[Dataset entries]
==============================

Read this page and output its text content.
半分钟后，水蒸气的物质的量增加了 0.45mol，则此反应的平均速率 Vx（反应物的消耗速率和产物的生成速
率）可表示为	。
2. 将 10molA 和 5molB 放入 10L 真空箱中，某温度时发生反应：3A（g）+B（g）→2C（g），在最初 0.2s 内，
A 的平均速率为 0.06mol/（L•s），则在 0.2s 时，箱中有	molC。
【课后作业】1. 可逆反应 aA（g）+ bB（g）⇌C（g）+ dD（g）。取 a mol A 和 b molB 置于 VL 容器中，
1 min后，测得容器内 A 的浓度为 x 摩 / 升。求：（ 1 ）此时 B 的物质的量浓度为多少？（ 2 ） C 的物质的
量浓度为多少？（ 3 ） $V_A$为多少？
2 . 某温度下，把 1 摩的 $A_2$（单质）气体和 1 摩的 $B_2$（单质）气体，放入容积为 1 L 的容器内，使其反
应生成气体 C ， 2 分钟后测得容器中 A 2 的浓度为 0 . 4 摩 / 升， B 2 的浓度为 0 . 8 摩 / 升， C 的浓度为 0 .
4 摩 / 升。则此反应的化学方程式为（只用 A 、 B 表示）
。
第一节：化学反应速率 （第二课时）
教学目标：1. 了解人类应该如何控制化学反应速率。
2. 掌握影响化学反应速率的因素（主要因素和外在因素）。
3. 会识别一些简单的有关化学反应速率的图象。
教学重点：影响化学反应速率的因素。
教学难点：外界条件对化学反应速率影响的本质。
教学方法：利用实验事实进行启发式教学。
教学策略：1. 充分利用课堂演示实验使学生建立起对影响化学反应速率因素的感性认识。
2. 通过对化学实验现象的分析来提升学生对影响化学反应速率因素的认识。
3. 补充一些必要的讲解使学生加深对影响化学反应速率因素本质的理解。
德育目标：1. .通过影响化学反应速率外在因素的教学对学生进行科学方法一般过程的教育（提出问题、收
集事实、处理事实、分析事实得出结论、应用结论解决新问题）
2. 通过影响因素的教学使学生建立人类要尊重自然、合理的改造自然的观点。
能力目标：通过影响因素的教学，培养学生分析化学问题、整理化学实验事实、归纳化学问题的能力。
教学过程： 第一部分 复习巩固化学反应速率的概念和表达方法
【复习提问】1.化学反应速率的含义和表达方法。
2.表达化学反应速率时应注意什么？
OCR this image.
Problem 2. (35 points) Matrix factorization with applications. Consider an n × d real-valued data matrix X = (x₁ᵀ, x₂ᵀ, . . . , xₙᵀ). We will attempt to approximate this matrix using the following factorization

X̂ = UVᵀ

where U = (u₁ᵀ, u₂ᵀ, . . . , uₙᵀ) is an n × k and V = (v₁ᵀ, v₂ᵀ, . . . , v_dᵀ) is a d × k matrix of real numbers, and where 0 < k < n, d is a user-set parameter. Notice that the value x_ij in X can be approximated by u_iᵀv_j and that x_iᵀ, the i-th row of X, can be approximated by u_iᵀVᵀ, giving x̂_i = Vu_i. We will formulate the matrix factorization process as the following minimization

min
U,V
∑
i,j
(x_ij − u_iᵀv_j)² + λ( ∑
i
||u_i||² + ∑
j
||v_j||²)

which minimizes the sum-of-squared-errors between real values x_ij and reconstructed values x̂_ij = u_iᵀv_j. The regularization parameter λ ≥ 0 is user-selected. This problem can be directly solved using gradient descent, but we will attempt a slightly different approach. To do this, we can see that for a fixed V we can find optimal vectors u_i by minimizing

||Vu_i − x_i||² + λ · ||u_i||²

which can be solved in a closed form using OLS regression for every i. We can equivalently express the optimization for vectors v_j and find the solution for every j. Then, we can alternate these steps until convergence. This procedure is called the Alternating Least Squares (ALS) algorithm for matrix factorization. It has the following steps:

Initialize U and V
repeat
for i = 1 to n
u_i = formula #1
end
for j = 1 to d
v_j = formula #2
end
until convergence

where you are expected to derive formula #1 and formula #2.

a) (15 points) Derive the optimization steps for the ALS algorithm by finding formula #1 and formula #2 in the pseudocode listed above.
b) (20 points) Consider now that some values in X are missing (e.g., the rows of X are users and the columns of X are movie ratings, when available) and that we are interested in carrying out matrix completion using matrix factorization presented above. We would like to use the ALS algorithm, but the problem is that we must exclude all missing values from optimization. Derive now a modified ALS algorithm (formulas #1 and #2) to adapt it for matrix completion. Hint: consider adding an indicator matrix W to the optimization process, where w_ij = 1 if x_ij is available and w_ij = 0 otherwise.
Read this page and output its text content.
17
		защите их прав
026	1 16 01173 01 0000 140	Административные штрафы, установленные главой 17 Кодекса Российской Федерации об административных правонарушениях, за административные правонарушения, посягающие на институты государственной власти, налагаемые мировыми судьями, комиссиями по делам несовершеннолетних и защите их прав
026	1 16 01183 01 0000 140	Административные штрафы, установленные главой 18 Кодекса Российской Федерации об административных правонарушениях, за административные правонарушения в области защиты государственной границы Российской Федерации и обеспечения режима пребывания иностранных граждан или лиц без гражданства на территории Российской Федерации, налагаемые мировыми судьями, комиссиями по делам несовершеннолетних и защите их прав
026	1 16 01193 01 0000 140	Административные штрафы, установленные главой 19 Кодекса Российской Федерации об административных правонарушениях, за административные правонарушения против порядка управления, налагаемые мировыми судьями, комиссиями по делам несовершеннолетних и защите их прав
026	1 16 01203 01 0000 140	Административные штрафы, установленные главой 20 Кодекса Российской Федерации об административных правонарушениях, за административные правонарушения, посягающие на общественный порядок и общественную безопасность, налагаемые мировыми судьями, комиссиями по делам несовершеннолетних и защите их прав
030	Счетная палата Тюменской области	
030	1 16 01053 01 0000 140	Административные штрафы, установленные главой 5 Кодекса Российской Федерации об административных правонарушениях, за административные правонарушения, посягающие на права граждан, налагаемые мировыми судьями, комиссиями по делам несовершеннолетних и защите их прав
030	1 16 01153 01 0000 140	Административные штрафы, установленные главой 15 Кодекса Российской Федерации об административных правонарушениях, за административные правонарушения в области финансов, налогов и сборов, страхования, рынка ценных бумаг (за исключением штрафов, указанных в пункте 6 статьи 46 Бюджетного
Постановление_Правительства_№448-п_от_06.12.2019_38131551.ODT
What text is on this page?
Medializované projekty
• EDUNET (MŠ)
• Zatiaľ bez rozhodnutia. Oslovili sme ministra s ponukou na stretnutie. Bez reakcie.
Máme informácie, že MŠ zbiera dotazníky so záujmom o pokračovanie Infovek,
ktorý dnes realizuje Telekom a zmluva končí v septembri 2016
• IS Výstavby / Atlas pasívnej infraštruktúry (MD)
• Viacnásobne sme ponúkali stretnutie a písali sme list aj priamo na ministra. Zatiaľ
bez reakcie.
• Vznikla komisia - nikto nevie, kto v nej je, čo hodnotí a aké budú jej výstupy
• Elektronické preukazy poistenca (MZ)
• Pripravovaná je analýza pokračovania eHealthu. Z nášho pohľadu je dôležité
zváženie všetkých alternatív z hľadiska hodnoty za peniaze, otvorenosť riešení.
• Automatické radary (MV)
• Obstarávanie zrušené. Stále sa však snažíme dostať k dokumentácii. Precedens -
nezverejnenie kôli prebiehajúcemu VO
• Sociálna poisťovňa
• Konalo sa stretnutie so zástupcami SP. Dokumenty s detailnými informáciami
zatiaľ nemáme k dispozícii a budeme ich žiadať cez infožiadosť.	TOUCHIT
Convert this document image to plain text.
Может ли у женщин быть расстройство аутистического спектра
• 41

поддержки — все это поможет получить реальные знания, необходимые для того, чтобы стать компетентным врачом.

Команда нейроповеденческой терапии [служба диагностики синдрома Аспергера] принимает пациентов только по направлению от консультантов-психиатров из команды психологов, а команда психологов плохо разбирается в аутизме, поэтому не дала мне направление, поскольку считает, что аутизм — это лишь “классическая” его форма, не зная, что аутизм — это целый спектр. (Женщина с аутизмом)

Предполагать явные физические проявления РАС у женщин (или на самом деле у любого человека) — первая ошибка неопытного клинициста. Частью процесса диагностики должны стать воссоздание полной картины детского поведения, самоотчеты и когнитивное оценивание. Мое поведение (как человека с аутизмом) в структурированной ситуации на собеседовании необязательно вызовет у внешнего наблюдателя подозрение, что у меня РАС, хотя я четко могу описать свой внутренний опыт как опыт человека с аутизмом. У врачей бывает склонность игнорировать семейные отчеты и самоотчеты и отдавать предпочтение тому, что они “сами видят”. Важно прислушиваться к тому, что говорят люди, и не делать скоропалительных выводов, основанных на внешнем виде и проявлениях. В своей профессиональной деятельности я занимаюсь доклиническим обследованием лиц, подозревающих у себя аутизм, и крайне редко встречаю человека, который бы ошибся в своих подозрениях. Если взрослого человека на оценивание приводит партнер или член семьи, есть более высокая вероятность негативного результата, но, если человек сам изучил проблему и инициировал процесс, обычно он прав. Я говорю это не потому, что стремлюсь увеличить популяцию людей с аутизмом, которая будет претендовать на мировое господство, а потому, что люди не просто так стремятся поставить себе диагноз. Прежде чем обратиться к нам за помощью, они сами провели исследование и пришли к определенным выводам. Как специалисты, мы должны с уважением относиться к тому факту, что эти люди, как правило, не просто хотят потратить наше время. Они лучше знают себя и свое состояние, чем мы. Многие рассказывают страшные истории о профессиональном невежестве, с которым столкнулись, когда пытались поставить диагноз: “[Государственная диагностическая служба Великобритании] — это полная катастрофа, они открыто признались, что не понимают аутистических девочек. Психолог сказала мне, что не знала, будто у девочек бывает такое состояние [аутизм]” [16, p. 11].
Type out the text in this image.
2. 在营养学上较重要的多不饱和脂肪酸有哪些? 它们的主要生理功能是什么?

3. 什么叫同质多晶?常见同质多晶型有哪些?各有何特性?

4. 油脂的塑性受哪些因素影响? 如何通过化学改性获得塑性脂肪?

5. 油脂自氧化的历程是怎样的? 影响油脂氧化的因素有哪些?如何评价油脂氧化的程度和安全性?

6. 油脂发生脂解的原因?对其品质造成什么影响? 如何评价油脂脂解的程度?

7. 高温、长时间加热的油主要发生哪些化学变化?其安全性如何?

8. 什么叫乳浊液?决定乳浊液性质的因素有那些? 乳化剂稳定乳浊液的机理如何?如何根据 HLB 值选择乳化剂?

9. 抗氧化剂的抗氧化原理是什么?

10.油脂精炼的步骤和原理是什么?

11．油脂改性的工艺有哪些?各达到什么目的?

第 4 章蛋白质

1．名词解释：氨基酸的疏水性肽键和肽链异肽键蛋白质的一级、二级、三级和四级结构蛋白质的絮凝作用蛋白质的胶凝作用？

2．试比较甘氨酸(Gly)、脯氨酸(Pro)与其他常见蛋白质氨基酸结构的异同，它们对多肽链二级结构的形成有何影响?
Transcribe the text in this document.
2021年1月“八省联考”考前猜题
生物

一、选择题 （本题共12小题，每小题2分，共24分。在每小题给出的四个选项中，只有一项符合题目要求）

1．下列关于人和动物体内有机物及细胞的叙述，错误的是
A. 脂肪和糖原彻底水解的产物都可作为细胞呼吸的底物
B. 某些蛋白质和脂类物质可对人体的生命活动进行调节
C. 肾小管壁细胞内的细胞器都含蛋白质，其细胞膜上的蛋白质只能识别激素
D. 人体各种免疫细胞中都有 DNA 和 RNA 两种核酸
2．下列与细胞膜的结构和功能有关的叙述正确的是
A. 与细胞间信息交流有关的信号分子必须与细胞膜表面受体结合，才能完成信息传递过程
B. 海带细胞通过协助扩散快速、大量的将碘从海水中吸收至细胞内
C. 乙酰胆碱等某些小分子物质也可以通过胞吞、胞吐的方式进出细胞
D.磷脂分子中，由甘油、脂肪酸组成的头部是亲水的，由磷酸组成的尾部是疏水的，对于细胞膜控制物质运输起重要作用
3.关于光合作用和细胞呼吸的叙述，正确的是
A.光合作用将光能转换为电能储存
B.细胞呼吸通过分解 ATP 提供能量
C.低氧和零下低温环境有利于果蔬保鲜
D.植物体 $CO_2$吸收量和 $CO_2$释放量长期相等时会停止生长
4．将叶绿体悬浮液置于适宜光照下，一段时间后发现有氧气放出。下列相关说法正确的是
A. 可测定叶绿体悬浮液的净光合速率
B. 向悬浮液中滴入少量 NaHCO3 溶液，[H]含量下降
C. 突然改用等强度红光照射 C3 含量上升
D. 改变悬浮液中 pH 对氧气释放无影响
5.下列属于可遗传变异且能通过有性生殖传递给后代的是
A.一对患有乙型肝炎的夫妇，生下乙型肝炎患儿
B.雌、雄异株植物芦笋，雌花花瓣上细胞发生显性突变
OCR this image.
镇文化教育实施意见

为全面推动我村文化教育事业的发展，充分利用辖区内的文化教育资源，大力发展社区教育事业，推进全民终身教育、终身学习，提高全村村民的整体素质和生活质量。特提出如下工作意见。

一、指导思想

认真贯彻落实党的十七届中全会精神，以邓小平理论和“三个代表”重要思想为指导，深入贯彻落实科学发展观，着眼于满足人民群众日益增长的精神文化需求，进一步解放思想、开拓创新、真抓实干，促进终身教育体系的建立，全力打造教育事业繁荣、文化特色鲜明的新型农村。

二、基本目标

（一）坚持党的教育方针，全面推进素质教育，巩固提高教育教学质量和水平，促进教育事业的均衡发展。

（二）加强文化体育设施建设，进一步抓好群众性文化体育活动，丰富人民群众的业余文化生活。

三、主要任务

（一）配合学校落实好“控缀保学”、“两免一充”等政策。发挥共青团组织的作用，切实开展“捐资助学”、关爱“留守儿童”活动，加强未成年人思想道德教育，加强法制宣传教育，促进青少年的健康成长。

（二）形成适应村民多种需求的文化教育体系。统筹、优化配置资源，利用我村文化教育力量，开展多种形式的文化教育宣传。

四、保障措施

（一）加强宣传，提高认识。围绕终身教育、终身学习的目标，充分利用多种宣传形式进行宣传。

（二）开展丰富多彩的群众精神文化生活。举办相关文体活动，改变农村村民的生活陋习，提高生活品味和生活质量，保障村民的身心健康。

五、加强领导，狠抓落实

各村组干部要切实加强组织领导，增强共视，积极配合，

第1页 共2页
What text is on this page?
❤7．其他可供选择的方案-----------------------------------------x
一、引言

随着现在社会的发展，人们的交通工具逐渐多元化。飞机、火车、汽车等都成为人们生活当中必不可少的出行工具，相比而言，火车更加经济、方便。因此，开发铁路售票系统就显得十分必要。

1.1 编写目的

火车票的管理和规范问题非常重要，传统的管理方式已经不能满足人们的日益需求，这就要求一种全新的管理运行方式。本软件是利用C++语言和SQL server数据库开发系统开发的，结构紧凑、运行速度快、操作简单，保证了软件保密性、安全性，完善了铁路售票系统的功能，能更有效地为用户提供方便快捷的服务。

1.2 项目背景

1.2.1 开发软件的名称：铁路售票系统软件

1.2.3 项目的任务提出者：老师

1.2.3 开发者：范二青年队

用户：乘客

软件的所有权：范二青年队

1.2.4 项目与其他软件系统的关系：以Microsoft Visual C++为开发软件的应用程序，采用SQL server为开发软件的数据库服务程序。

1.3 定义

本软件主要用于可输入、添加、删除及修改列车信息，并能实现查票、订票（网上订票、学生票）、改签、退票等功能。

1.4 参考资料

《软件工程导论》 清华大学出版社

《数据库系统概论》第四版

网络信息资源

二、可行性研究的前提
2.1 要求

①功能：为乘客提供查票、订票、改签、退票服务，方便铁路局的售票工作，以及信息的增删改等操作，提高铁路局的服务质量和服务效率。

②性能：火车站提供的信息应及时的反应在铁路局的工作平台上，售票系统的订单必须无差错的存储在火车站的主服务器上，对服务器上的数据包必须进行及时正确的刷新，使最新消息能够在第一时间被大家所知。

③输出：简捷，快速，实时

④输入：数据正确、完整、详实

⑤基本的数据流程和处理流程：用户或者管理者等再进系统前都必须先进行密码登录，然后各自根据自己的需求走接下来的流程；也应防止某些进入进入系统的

==============================

**Task details**
Which lines above hold the word "image"? Copy each of them.

**Solution below**
OCR this image.
Convert this document image to plain text.
Type out the text in this image.
OCR this image.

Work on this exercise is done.